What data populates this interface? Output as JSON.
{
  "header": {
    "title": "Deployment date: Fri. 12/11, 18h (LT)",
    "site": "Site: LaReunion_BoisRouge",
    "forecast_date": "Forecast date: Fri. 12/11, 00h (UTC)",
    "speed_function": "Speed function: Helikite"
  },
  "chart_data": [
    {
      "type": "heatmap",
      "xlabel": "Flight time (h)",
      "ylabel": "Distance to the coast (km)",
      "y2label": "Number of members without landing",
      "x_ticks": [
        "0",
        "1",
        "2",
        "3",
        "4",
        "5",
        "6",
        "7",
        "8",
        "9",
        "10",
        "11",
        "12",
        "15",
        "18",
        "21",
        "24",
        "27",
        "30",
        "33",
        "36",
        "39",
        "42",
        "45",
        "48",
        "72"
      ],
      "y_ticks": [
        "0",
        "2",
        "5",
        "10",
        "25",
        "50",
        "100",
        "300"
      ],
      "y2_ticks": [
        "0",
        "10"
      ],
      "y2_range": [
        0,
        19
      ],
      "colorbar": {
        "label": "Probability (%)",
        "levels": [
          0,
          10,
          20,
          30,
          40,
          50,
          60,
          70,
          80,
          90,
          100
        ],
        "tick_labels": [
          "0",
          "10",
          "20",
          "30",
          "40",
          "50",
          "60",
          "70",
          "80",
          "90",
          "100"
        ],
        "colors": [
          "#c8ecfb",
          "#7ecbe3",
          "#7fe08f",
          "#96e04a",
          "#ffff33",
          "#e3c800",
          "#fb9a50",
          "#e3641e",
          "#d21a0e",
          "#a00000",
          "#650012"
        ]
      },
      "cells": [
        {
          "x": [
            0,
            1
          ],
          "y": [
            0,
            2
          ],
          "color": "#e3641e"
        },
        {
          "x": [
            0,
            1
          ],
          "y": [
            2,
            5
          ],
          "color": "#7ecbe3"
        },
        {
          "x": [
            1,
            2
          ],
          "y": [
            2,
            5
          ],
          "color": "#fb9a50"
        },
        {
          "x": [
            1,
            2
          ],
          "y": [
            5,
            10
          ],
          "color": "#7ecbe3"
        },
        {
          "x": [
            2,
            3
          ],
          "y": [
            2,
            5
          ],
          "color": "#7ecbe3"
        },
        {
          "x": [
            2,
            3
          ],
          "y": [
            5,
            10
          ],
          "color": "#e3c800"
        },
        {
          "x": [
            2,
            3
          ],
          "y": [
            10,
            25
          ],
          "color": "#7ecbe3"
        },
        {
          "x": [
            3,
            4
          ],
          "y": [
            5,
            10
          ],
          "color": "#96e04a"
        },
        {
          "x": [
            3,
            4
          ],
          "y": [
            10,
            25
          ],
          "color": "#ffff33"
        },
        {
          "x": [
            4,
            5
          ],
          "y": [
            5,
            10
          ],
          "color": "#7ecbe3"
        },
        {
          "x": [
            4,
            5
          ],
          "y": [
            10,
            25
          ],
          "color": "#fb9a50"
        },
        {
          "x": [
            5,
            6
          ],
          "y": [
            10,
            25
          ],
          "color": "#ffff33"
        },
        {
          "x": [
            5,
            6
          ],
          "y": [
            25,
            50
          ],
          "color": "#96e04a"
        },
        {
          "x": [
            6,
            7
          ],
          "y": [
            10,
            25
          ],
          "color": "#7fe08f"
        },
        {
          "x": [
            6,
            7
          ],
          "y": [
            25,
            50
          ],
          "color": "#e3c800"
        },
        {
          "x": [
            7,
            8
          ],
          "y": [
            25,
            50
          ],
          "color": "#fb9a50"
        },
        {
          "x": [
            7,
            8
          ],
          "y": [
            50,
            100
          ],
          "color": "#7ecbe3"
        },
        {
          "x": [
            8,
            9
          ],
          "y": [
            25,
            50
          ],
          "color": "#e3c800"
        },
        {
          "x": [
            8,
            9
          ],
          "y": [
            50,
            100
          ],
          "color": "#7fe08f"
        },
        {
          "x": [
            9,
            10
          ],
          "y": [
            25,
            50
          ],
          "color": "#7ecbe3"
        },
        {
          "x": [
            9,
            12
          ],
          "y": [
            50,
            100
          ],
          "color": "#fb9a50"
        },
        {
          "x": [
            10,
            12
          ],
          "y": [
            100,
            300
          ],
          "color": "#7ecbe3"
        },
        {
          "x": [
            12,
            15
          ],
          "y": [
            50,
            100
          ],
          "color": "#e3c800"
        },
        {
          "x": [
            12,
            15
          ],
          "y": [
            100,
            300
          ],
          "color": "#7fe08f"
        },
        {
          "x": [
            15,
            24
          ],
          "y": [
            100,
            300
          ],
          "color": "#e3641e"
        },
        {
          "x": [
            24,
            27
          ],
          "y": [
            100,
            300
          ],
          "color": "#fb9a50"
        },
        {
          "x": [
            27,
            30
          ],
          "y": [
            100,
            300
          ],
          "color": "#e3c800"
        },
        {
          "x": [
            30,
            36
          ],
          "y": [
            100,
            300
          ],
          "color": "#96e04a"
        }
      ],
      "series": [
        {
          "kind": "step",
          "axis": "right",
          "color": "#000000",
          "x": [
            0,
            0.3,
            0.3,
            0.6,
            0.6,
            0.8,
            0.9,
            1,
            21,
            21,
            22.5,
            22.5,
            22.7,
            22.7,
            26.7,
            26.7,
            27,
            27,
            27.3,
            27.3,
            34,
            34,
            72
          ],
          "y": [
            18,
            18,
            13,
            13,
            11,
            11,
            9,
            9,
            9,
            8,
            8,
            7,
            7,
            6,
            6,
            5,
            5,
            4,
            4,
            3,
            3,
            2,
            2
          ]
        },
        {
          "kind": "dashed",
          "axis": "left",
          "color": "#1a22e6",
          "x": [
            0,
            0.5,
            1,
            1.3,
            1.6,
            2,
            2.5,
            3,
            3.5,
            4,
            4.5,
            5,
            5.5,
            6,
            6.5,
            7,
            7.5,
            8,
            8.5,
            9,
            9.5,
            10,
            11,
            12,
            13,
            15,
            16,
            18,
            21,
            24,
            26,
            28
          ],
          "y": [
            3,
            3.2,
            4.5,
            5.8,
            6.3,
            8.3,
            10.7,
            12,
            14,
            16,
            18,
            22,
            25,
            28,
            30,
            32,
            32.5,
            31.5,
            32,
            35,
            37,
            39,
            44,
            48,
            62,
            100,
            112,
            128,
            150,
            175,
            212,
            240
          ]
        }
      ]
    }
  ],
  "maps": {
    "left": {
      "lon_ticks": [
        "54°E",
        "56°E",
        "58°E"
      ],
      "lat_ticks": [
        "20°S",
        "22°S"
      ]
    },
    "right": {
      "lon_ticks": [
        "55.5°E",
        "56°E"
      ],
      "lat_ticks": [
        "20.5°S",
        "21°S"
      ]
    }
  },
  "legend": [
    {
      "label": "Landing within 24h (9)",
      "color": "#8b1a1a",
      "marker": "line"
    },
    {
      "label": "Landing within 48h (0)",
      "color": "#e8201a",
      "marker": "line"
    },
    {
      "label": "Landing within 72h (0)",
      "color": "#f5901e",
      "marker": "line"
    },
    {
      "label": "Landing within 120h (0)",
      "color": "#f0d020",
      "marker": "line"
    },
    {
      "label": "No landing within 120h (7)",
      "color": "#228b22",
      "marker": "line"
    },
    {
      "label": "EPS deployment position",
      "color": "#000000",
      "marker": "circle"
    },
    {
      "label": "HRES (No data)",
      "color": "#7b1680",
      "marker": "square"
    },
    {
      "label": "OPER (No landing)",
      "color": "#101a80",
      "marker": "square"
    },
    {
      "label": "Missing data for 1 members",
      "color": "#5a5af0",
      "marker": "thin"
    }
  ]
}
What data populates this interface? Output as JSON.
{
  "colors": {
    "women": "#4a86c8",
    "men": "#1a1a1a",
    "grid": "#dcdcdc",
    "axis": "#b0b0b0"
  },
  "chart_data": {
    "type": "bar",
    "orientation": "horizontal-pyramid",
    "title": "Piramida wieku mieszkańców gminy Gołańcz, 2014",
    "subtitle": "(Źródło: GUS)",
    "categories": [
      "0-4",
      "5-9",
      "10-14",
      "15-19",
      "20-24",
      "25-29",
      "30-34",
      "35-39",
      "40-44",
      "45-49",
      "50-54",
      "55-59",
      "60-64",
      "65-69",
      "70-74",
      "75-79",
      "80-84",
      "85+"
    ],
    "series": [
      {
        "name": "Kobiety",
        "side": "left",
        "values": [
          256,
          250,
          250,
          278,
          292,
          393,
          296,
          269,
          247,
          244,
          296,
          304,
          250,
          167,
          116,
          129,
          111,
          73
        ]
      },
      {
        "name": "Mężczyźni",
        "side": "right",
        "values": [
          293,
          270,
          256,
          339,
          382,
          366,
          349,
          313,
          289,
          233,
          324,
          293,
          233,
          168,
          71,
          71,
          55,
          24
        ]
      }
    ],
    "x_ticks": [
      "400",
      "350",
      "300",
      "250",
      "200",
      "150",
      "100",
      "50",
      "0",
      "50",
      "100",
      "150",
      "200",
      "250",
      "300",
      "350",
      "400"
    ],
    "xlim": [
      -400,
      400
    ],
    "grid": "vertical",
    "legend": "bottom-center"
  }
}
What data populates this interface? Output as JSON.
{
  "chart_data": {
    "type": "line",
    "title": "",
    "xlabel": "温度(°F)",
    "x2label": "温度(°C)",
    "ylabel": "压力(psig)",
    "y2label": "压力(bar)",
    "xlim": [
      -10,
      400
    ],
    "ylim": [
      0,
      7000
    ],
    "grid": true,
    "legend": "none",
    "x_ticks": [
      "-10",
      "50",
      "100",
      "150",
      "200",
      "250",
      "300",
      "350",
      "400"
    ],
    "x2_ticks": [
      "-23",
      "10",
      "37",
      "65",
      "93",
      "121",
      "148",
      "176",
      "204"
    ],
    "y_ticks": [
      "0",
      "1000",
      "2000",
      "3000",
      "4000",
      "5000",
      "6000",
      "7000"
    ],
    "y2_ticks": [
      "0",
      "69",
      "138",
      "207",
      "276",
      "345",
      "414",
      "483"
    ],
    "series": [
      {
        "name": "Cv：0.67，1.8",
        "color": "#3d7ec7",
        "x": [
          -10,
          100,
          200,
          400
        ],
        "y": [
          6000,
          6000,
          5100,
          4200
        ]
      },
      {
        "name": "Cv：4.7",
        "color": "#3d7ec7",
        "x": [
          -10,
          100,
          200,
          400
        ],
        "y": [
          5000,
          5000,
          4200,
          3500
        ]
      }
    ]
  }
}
★ ★ ★
**Exercise goal:** Locate the string "name" in the listing above and copy every line where it occurs.

**Answer to the exercise:**
        "name": "Kobiety",
        "name": "Mężczyźni",
        "name": "Cv：0.67，1.8",
        "name": "Cv：4.7",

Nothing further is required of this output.